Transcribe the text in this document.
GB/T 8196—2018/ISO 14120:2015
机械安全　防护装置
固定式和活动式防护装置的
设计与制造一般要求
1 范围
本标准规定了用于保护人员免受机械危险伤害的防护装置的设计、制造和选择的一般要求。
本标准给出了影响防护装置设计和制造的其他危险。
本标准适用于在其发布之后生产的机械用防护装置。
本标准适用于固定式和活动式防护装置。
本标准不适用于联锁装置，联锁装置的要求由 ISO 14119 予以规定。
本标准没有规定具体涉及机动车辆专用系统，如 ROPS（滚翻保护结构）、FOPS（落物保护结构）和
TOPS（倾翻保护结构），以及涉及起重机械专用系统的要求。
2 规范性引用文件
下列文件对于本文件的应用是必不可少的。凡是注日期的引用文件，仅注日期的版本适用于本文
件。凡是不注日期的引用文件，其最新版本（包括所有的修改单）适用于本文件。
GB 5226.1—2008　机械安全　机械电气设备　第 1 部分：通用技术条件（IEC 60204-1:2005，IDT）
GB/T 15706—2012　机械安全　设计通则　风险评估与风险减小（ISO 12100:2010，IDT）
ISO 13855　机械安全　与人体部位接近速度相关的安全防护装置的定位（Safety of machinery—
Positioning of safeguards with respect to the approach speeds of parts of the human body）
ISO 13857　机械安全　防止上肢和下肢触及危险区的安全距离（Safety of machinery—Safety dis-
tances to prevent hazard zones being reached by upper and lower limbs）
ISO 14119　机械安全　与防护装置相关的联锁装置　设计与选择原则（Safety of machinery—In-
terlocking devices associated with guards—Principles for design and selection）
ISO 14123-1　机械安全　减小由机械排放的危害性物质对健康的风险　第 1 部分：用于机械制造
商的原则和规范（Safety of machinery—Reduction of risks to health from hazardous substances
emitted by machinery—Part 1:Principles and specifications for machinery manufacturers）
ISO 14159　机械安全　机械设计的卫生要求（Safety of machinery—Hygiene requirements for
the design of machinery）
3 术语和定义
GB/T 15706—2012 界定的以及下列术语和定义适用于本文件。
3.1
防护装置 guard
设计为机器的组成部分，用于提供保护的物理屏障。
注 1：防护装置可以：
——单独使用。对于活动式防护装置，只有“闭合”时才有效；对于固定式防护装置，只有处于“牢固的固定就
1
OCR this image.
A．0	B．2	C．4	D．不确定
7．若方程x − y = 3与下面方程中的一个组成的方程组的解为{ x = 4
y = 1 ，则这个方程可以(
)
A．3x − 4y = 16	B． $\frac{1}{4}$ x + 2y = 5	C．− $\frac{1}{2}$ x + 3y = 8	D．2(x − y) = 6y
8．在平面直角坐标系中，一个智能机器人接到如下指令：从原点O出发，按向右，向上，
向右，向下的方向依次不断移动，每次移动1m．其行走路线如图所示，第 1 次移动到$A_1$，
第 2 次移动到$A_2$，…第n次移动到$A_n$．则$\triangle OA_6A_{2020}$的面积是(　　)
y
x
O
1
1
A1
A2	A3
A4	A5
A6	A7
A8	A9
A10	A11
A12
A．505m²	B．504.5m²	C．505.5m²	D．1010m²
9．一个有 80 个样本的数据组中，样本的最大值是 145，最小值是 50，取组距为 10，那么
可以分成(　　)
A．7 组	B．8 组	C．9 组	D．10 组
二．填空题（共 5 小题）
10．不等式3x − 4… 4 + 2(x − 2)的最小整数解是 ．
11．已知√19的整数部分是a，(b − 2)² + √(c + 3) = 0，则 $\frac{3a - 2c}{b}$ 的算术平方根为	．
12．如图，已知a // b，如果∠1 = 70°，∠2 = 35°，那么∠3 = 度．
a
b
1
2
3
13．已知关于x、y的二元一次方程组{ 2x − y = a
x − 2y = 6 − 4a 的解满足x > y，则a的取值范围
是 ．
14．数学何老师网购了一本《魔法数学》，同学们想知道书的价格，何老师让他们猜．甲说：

┄┄┄┄┄┄

• _What you need to do_
From the listing above, extract all records word for word.

• _Solution below_
Transcribe the text in this document.
GB/T 8196—2018/ISO 14120:2015
机械安全　防护装置
固定式和活动式防护装置的
设计与制造一般要求
1 范围
本标准规定了用于保护人员免受机械危险伤害的防护装置的设计、制造和选择的一般要求。
本标准给出了影响防护装置设计和制造的其他危险。
本标准适用于在其发布之后生产的机械用防护装置。
本标准适用于固定式和活动式防护装置。
本标准不适用于联锁装置，联锁装置的要求由 ISO 14119 予以规定。
本标准没有规定具体涉及机动车辆专用系统，如 ROPS（滚翻保护结构）、FOPS（落物保护结构）和
TOPS（倾翻保护结构），以及涉及起重机械专用系统的要求。
2 规范性引用文件
下列文件对于本文件的应用是必不可少的。凡是注日期的引用文件，仅注日期的版本适用于本文
件。凡是不注日期的引用文件，其最新版本（包括所有的修改单）适用于本文件。
GB 5226.1—2008　机械安全　机械电气设备　第 1 部分：通用技术条件（IEC 60204-1:2005，IDT）
GB/T 15706—2012　机械安全　设计通则　风险评估与风险减小（ISO 12100:2010，IDT）
ISO 13855　机械安全　与人体部位接近速度相关的安全防护装置的定位（Safety of machinery—
Positioning of safeguards with respect to the approach speeds of parts of the human body）
ISO 13857　机械安全　防止上肢和下肢触及危险区的安全距离（Safety of machinery—Safety dis-
tances to prevent hazard zones being reached by upper and lower limbs）
ISO 14119　机械安全　与防护装置相关的联锁装置　设计与选择原则（Safety of machinery—In-
terlocking devices associated with guards—Principles for design and selection）
ISO 14123-1　机械安全　减小由机械排放的危害性物质对健康的风险　第 1 部分：用于机械制造
商的原则和规范（Safety of machinery—Reduction of risks to health from hazardous substances
emitted by machinery—Part 1:Principles and specifications for machinery manufacturers）
ISO 14159　机械安全　机械设计的卫生要求（Safety of machinery—Hygiene requirements for
the design of machinery）
3 术语和定义
GB/T 15706—2012 界定的以及下列术语和定义适用于本文件。
3.1
防护装置 guard
设计为机器的组成部分，用于提供保护的物理屏障。
注 1：防护装置可以：
——单独使用。对于活动式防护装置，只有“闭合”时才有效；对于固定式防护装置，只有处于“牢固的固定就
1
OCR this image.
A．0	B．2	C．4	D．不确定
7．若方程x − y = 3与下面方程中的一个组成的方程组的解为{ x = 4
y = 1 ，则这个方程可以(
)
A．3x − 4y = 16	B． $\frac{1}{4}$ x + 2y = 5	C．− $\frac{1}{2}$ x + 3y = 8	D．2(x − y) = 6y
8．在平面直角坐标系中，一个智能机器人接到如下指令：从原点O出发，按向右，向上，
向右，向下的方向依次不断移动，每次移动1m．其行走路线如图所示，第 1 次移动到$A_1$，
第 2 次移动到$A_2$，…第n次移动到$A_n$．则$\triangle OA_6A_{2020}$的面积是(　　)
y
x
O
1
1
A1
A2	A3
A4	A5
A6	A7
A8	A9
A10	A11
A12
A．505m²	B．504.5m²	C．505.5m²	D．1010m²
9．一个有 80 个样本的数据组中，样本的最大值是 145，最小值是 50，取组距为 10，那么
可以分成(　　)
A．7 组	B．8 组	C．9 组	D．10 组
二．填空题（共 5 小题）
10．不等式3x − 4… 4 + 2(x − 2)的最小整数解是 ．
11．已知√19的整数部分是a，(b − 2)² + √(c + 3) = 0，则 $\frac{3a - 2c}{b}$ 的算术平方根为	．
12．如图，已知a // b，如果∠1 = 70°，∠2 = 35°，那么∠3 = 度．
a
b
1
2
3
13．已知关于x、y的二元一次方程组{ 2x − y = a
x − 2y = 6 − 4a 的解满足x > y，则a的取值范围
是 ．
14．数学何老师网购了一本《魔法数学》，同学们想知道书的价格，何老师让他们猜．甲说：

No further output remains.